START

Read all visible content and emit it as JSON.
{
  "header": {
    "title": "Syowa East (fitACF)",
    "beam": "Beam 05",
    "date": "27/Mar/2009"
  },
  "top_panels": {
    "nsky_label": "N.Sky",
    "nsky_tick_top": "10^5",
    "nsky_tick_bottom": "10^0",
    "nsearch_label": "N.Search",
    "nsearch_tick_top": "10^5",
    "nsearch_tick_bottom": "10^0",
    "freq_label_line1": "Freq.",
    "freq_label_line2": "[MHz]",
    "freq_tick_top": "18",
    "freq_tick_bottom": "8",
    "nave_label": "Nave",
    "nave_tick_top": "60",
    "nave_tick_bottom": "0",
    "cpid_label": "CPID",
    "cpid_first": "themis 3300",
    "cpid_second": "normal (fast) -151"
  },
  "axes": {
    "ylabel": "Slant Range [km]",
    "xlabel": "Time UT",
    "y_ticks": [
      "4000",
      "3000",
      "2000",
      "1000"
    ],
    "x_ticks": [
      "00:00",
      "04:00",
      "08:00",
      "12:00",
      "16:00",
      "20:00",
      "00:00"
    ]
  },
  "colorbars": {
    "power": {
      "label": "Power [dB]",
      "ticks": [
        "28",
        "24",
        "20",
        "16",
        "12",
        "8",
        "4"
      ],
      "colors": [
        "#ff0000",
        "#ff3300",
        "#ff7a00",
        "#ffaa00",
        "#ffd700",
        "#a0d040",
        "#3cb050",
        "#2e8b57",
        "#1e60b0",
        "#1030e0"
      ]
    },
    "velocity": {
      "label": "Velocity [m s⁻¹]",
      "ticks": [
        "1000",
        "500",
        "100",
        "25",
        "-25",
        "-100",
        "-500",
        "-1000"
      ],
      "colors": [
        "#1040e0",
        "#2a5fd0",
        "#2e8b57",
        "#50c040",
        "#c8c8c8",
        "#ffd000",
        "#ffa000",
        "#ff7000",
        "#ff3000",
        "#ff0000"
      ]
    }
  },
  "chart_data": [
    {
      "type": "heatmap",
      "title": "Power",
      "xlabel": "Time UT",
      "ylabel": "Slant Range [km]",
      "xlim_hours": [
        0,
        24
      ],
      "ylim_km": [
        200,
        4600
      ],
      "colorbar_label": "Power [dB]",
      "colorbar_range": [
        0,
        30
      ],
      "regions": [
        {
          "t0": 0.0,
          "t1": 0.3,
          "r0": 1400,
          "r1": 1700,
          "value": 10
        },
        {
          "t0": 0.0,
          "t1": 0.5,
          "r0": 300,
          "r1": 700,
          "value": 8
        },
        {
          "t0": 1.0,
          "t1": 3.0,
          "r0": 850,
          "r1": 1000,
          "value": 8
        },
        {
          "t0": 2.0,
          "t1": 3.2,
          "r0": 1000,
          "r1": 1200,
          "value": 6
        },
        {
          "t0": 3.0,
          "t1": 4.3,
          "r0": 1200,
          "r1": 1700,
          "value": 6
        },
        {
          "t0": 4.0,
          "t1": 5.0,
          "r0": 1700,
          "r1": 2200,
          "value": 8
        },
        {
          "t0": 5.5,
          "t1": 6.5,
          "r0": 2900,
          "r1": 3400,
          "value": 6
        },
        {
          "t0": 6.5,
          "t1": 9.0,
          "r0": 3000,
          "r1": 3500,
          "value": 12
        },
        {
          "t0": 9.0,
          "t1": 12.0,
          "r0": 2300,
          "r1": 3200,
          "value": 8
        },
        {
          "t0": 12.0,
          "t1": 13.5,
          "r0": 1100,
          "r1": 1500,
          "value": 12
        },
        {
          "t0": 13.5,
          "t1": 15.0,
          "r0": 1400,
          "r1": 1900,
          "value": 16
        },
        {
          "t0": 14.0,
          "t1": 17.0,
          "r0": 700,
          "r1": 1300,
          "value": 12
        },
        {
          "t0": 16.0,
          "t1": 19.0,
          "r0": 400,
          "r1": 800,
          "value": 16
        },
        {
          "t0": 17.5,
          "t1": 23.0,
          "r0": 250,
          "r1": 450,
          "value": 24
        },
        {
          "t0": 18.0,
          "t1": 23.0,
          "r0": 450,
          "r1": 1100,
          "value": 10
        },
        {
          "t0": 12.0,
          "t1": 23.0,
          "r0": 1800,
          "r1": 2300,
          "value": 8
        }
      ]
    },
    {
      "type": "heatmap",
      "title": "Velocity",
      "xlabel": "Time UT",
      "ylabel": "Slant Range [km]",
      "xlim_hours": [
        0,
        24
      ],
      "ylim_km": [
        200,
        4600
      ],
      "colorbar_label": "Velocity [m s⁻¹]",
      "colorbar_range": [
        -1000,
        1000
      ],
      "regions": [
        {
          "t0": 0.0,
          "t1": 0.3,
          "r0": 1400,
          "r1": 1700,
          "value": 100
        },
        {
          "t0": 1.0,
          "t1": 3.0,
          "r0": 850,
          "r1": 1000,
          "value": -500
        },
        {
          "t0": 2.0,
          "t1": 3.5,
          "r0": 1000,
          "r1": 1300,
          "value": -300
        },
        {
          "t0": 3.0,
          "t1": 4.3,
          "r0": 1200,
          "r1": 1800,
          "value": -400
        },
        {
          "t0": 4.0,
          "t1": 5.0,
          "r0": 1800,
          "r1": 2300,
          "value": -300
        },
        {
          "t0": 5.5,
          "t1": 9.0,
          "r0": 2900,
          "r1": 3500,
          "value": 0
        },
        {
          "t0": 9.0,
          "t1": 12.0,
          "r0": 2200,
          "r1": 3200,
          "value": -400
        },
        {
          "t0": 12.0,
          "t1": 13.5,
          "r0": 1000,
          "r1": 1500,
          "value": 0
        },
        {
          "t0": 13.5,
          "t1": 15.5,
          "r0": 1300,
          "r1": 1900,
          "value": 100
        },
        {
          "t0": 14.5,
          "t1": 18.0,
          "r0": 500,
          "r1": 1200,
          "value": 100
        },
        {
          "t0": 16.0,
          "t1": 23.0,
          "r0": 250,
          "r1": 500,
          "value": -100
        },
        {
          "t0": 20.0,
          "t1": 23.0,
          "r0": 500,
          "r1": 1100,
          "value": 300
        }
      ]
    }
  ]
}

END

### WHAT THE TASK ASKS
Return the whole listing exactly, with every line included.

### FINAL RESULT
Read all visible content and emit it as JSON.
{
  "header": {
    "title": "Syowa East (fitACF)",
    "beam": "Beam 05",
    "date": "27/Mar/2009"
  },
  "top_panels": {
    "nsky_label": "N.Sky",
    "nsky_tick_top": "10^5",
    "nsky_tick_bottom": "10^0",
    "nsearch_label": "N.Search",
    "nsearch_tick_top": "10^5",
    "nsearch_tick_bottom": "10^0",
    "freq_label_line1": "Freq.",
    "freq_label_line2": "[MHz]",
    "freq_tick_top": "18",
    "freq_tick_bottom": "8",
    "nave_label": "Nave",
    "nave_tick_top": "60",
    "nave_tick_bottom": "0",
    "cpid_label": "CPID",
    "cpid_first": "themis 3300",
    "cpid_second": "normal (fast) -151"
  },
  "axes": {
    "ylabel": "Slant Range [km]",
    "xlabel": "Time UT",
    "y_ticks": [
      "4000",
      "3000",
      "2000",
      "1000"
    ],
    "x_ticks": [
      "00:00",
      "04:00",
      "08:00",
      "12:00",
      "16:00",
      "20:00",
      "00:00"
    ]
  },
  "colorbars": {
    "power": {
      "label": "Power [dB]",
      "ticks": [
        "28",
        "24",
        "20",
        "16",
        "12",
        "8",
        "4"
      ],
      "colors": [
        "#ff0000",
        "#ff3300",
        "#ff7a00",
        "#ffaa00",
        "#ffd700",
        "#a0d040",
        "#3cb050",
        "#2e8b57",
        "#1e60b0",
        "#1030e0"
      ]
    },
    "velocity": {
      "label": "Velocity [m s⁻¹]",
      "ticks": [
        "1000",
        "500",
        "100",
        "25",
        "-25",
        "-100",
        "-500",
        "-1000"
      ],
      "colors": [
        "#1040e0",
        "#2a5fd0",
        "#2e8b57",
        "#50c040",
        "#c8c8c8",
        "#ffd000",
        "#ffa000",
        "#ff7000",
        "#ff3000",
        "#ff0000"
      ]
    }
  },
  "chart_data": [
    {
      "type": "heatmap",
      "title": "Power",
      "xlabel": "Time UT",
      "ylabel": "Slant Range [km]",
      "xlim_hours": [
        0,
        24
      ],
      "ylim_km": [
        200,
        4600
      ],
      "colorbar_label": "Power [dB]",
      "colorbar_range": [
        0,
        30
      ],
      "regions": [
        {
          "t0": 0.0,
          "t1": 0.3,
          "r0": 1400,
          "r1": 1700,
          "value": 10
        },
        {
          "t0": 0.0,
          "t1": 0.5,
          "r0": 300,
          "r1": 700,
          "value": 8
        },
        {
          "t0": 1.0,
          "t1": 3.0,
          "r0": 850,
          "r1": 1000,
          "value": 8
        },
        {
          "t0": 2.0,
          "t1": 3.2,
          "r0": 1000,
          "r1": 1200,
          "value": 6
        },
        {
          "t0": 3.0,
          "t1": 4.3,
          "r0": 1200,
          "r1": 1700,
          "value": 6
        },
        {
          "t0": 4.0,
          "t1": 5.0,
          "r0": 1700,
          "r1": 2200,
          "value": 8
        },
        {
          "t0": 5.5,
          "t1": 6.5,
          "r0": 2900,
          "r1": 3400,
          "value": 6
        },
        {
          "t0": 6.5,
          "t1": 9.0,
          "r0": 3000,
          "r1": 3500,
          "value": 12
        },
        {
          "t0": 9.0,
          "t1": 12.0,
          "r0": 2300,
          "r1": 3200,
          "value": 8
        },
        {
          "t0": 12.0,
          "t1": 13.5,
          "r0": 1100,
          "r1": 1500,
          "value": 12
        },
        {
          "t0": 13.5,
          "t1": 15.0,
          "r0": 1400,
          "r1": 1900,
          "value": 16
        },
        {
          "t0": 14.0,
          "t1": 17.0,
          "r0": 700,
          "r1": 1300,
          "value": 12
        },
        {
          "t0": 16.0,
          "t1": 19.0,
          "r0": 400,
          "r1": 800,
          "value": 16
        },
        {
          "t0": 17.5,
          "t1": 23.0,
          "r0": 250,
          "r1": 450,
          "value": 24
        },
        {
          "t0": 18.0,
          "t1": 23.0,
          "r0": 450,
          "r1": 1100,
          "value": 10
        },
        {
          "t0": 12.0,
          "t1": 23.0,
          "r0": 1800,
          "r1": 2300,
          "value": 8
        }
      ]
    },
    {
      "type": "heatmap",
      "title": "Velocity",
      "xlabel": "Time UT",
      "ylabel": "Slant Range [km]",
      "xlim_hours": [
        0,
        24
      ],
      "ylim_km": [
        200,
        4600
      ],
      "colorbar_label": "Velocity [m s⁻¹]",
      "colorbar_range": [
        -1000,
        1000
      ],
      "regions": [
        {
          "t0": 0.0,
          "t1": 0.3,
          "r0": 1400,
          "r1": 1700,
          "value": 100
        },
        {
          "t0": 1.0,
          "t1": 3.0,
          "r0": 850,
          "r1": 1000,
          "value": -500
        },
        {
          "t0": 2.0,
          "t1": 3.5,
          "r0": 1000,
          "r1": 1300,
          "value": -300
        },
        {
          "t0": 3.0,
          "t1": 4.3,
          "r0": 1200,
          "r1": 1800,
          "value": -400
        },
        {
          "t0": 4.0,
          "t1": 5.0,
          "r0": 1800,
          "r1": 2300,
          "value": -300
        },
        {
          "t0": 5.5,
          "t1": 9.0,
          "r0": 2900,
          "r1": 3500,
          "value": 0
        },
        {
          "t0": 9.0,
          "t1": 12.0,
          "r0": 2200,
          "r1": 3200,
          "value": -400
        },
        {
          "t0": 12.0,
          "t1": 13.5,
          "r0": 1000,
          "r1": 1500,
          "value": 0
        },
        {
          "t0": 13.5,
          "t1": 15.5,
          "r0": 1300,
          "r1": 1900,
          "value": 100
        },
        {
          "t0": 14.5,
          "t1": 18.0,
          "r0": 500,
          "r1": 1200,
          "value": 100
        },
        {
          "t0": 16.0,
          "t1": 23.0,
          "r0": 250,
          "r1": 500,
          "value": -100
        },
        {
          "t0": 20.0,
          "t1": 23.0,
          "r0": 500,
          "r1": 1100,
          "value": 300
        }
      ]
    }
  ]
}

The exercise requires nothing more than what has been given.